Task details -> Would you output the whole listing below, exactly as it reads?

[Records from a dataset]
· · · ·
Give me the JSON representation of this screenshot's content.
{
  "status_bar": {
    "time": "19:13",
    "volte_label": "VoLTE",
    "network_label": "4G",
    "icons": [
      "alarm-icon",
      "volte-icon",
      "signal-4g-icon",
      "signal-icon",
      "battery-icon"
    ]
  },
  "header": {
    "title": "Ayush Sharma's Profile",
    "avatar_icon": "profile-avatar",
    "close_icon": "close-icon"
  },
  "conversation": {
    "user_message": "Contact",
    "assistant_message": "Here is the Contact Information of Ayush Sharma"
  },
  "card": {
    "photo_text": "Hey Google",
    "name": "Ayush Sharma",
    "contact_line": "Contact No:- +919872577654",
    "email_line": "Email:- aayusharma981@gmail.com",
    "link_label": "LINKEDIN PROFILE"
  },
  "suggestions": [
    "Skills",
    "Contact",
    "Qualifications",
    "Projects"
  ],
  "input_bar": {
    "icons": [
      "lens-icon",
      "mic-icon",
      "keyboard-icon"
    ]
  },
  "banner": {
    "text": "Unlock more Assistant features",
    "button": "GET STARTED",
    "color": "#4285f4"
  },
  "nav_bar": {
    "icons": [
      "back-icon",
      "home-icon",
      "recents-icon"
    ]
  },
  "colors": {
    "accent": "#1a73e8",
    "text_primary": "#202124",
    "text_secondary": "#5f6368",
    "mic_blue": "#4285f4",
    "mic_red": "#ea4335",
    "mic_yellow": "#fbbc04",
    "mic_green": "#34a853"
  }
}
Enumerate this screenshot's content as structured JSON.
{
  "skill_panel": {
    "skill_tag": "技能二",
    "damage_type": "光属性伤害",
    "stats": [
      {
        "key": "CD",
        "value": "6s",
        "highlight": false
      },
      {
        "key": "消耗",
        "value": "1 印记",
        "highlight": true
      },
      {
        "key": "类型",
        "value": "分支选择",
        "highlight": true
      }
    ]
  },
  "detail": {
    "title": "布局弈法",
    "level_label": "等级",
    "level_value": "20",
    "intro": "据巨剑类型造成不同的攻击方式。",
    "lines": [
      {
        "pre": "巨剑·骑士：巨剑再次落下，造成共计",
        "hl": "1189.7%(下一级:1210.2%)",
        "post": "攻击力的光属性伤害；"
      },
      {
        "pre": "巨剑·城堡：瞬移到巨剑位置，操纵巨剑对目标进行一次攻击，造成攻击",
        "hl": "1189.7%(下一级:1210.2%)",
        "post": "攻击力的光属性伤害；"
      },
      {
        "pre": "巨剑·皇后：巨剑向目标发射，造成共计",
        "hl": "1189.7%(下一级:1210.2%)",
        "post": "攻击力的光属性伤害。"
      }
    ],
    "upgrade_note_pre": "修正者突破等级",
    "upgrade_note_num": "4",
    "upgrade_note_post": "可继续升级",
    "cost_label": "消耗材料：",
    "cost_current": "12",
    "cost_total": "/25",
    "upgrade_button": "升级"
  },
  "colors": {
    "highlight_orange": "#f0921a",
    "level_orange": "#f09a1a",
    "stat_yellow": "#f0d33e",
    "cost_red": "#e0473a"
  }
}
· · · ·
Complete output ->
Give me the JSON representation of this screenshot's content.
{
  "status_bar": {
    "time": "19:13",
    "volte_label": "VoLTE",
    "network_label": "4G",
    "icons": [
      "alarm-icon",
      "volte-icon",
      "signal-4g-icon",
      "signal-icon",
      "battery-icon"
    ]
  },
  "header": {
    "title": "Ayush Sharma's Profile",
    "avatar_icon": "profile-avatar",
    "close_icon": "close-icon"
  },
  "conversation": {
    "user_message": "Contact",
    "assistant_message": "Here is the Contact Information of Ayush Sharma"
  },
  "card": {
    "photo_text": "Hey Google",
    "name": "Ayush Sharma",
    "contact_line": "Contact No:- +919872577654",
    "email_line": "Email:- aayusharma981@gmail.com",
    "link_label": "LINKEDIN PROFILE"
  },
  "suggestions": [
    "Skills",
    "Contact",
    "Qualifications",
    "Projects"
  ],
  "input_bar": {
    "icons": [
      "lens-icon",
      "mic-icon",
      "keyboard-icon"
    ]
  },
  "banner": {
    "text": "Unlock more Assistant features",
    "button": "GET STARTED",
    "color": "#4285f4"
  },
  "nav_bar": {
    "icons": [
      "back-icon",
      "home-icon",
      "recents-icon"
    ]
  },
  "colors": {
    "accent": "#1a73e8",
    "text_primary": "#202124",
    "text_secondary": "#5f6368",
    "mic_blue": "#4285f4",
    "mic_red": "#ea4335",
    "mic_yellow": "#fbbc04",
    "mic_green": "#34a853"
  }
}
Enumerate this screenshot's content as structured JSON.
{
  "skill_panel": {
    "skill_tag": "技能二",
    "damage_type": "光属性伤害",
    "stats": [
      {
        "key": "CD",
        "value": "6s",
        "highlight": false
      },
      {
        "key": "消耗",
        "value": "1 印记",
        "highlight": true
      },
      {
        "key": "类型",
        "value": "分支选择",
        "highlight": true
      }
    ]
  },
  "detail": {
    "title": "布局弈法",
    "level_label": "等级",
    "level_value": "20",
    "intro": "据巨剑类型造成不同的攻击方式。",
    "lines": [
      {
        "pre": "巨剑·骑士：巨剑再次落下，造成共计",
        "hl": "1189.7%(下一级:1210.2%)",
        "post": "攻击力的光属性伤害；"
      },
      {
        "pre": "巨剑·城堡：瞬移到巨剑位置，操纵巨剑对目标进行一次攻击，造成攻击",
        "hl": "1189.7%(下一级:1210.2%)",
        "post": "攻击力的光属性伤害；"
      },
      {
        "pre": "巨剑·皇后：巨剑向目标发射，造成共计",
        "hl": "1189.7%(下一级:1210.2%)",
        "post": "攻击力的光属性伤害。"
      }
    ],
    "upgrade_note_pre": "修正者突破等级",
    "upgrade_note_num": "4",
    "upgrade_note_post": "可继续升级",
    "cost_label": "消耗材料：",
    "cost_current": "12",
    "cost_total": "/25",
    "upgrade_button": "升级"
  },
  "colors": {
    "highlight_orange": "#f0921a",
    "level_orange": "#f09a1a",
    "stat_yellow": "#f0d33e",
    "cost_red": "#e0473a"
  }
}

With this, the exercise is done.